### GIVEN EXERCISE
Copy out every line of the records below without changing anything.

[start of DATA FOR THIS TASK]

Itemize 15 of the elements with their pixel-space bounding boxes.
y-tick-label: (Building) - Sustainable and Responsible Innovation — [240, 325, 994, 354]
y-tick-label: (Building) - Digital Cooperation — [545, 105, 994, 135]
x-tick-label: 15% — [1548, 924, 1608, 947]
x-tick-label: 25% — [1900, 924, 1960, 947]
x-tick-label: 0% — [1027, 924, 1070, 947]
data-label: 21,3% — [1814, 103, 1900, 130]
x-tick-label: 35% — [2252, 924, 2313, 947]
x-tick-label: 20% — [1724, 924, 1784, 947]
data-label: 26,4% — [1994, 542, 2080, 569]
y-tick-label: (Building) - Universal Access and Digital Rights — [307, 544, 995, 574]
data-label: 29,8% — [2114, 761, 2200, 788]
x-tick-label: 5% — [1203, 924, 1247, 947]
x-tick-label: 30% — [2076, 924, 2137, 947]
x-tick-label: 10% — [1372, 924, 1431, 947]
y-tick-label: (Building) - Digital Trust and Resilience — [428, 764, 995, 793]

[end of DATA FOR THIS TASK]

### RESULT OF THIS TASK
Itemize 15 of the elements with their pixel-space bounding boxes.
y-tick-label: (Building) - Sustainable and Responsible Innovation — [240, 325, 994, 354]
y-tick-label: (Building) - Digital Cooperation — [545, 105, 994, 135]
x-tick-label: 15% — [1548, 924, 1608, 947]
x-tick-label: 25% — [1900, 924, 1960, 947]
x-tick-label: 0% — [1027, 924, 1070, 947]
data-label: 21,3% — [1814, 103, 1900, 130]
x-tick-label: 35% — [2252, 924, 2313, 947]
x-tick-label: 20% — [1724, 924, 1784, 947]
data-label: 26,4% — [1994, 542, 2080, 569]
y-tick-label: (Building) - Universal Access and Digital Rights — [307, 544, 995, 574]
data-label: 29,8% — [2114, 761, 2200, 788]
x-tick-label: 5% — [1203, 924, 1247, 947]
x-tick-label: 30% — [2076, 924, 2137, 947]
x-tick-label: 10% — [1372, 924, 1431, 947]
y-tick-label: (Building) - Digital Trust and Resilience — [428, 764, 995, 793]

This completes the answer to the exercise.